Task inputs: Begin
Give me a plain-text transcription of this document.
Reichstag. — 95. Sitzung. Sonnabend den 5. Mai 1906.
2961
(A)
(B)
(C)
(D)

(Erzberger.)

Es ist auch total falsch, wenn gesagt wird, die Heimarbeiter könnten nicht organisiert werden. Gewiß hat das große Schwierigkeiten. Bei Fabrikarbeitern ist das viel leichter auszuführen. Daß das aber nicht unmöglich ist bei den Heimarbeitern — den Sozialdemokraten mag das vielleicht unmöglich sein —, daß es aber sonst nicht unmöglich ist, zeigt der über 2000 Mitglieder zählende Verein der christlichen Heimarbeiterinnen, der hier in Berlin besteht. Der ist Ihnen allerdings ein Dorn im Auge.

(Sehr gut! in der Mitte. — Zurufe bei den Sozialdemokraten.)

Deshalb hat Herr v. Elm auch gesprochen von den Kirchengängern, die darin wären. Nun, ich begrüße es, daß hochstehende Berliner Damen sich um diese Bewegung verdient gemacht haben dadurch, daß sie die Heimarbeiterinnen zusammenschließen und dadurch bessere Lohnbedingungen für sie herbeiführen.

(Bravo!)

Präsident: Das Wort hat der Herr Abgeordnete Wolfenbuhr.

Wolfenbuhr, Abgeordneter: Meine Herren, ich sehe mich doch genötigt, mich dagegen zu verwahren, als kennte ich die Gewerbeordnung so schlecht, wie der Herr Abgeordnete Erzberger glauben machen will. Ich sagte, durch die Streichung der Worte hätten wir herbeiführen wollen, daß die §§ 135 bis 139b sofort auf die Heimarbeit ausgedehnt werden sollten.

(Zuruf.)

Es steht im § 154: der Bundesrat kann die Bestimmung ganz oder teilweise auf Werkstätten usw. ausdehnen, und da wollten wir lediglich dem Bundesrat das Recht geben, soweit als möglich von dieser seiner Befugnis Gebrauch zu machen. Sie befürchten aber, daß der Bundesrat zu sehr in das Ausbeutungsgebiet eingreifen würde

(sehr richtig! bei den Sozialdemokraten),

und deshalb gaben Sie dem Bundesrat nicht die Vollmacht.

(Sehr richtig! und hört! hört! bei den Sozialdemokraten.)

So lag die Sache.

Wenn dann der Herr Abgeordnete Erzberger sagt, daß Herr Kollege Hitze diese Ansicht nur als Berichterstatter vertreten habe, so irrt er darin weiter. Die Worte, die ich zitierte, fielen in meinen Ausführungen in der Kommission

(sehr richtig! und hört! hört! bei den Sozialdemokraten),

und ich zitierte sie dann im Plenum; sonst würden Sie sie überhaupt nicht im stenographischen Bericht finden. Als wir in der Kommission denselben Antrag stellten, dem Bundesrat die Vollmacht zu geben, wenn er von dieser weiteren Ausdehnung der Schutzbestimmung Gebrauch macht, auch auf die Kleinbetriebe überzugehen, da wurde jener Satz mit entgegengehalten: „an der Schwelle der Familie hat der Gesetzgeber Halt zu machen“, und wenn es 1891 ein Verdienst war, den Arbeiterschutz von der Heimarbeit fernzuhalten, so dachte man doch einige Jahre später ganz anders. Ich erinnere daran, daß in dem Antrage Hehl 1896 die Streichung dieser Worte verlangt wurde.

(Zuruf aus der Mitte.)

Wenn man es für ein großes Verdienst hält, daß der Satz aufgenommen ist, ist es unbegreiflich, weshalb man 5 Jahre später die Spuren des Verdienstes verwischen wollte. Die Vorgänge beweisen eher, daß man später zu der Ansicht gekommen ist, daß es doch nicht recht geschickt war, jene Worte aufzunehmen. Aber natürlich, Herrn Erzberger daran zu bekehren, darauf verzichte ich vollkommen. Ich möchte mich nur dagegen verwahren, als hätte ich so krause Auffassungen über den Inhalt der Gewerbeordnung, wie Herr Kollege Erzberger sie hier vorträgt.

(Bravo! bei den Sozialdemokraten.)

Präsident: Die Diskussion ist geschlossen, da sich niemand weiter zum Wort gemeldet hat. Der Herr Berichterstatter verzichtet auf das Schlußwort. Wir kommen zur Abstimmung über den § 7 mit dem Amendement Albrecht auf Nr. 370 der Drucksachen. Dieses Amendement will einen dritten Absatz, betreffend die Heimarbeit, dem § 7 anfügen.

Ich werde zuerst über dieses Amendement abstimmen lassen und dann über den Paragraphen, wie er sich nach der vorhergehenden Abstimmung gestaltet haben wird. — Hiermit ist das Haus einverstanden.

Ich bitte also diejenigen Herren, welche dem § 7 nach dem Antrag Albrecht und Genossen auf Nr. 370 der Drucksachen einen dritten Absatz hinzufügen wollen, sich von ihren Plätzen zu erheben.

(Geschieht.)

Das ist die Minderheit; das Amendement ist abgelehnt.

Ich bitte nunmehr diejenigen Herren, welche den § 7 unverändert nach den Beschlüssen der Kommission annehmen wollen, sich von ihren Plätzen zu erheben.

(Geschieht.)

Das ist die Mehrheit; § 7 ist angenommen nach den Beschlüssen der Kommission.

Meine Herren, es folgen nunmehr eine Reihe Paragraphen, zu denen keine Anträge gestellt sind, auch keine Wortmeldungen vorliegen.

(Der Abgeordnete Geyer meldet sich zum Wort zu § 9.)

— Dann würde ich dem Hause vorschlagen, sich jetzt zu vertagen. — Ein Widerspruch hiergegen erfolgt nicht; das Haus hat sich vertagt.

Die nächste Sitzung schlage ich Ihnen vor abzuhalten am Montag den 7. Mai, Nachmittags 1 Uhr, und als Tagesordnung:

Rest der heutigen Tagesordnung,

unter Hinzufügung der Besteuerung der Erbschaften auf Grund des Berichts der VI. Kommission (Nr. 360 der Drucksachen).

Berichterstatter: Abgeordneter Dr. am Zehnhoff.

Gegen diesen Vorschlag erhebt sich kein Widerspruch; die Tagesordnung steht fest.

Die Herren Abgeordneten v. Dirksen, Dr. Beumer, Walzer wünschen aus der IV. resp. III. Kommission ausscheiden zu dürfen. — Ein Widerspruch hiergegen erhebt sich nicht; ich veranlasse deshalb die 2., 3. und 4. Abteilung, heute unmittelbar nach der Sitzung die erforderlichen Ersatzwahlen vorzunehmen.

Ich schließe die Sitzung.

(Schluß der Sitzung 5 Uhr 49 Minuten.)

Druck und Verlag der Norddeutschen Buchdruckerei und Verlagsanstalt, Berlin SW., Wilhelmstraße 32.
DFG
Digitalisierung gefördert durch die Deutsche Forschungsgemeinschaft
Task inputs: End
From the data above, pick out each line containing "sonst" and copy it.

Task result
Es ist auch total falsch, wenn gesagt wird, die Heimarbeiter könnten nicht organisiert werden. Gewiß hat das große Schwierigkeiten. Bei Fabrikarbeitern ist das viel leichter auszuführen. Daß das aber nicht unmöglich ist bei den Heimarbeitern — den Sozialdemokraten mag das vielleicht unmöglich sein —, daß es aber sonst nicht unmöglich ist, zeigt der über 2000 Mitglieder zählende Verein der christlichen Heimarbeiterinnen, der hier in Berlin besteht. Der ist Ihnen allerdings ein Dorn im Auge.
und ich zitierte sie dann im Plenum; sonst würden Sie sie überhaupt nicht im stenographischen Bericht finden. Als wir in der Kommission denselben Antrag stellten, dem Bundesrat die Vollmacht zu geben, wenn er von dieser weiteren Ausdehnung der Schutzbestimmung Gebrauch macht, auch auf die Kleinbetriebe überzugehen, da wurde jener Satz mit entgegengehalten: „an der Schwelle der Familie hat der Gesetzgeber Halt zu machen“, und wenn es 1891 ein Verdienst war, den Arbeiterschutz von der Heimarbeit fernzuhalten, so dachte man doch einige Jahre später ganz anders. Ich erinnere daran, daß in dem Antrage Hehl 1896 die Streichung dieser Worte verlangt wurde.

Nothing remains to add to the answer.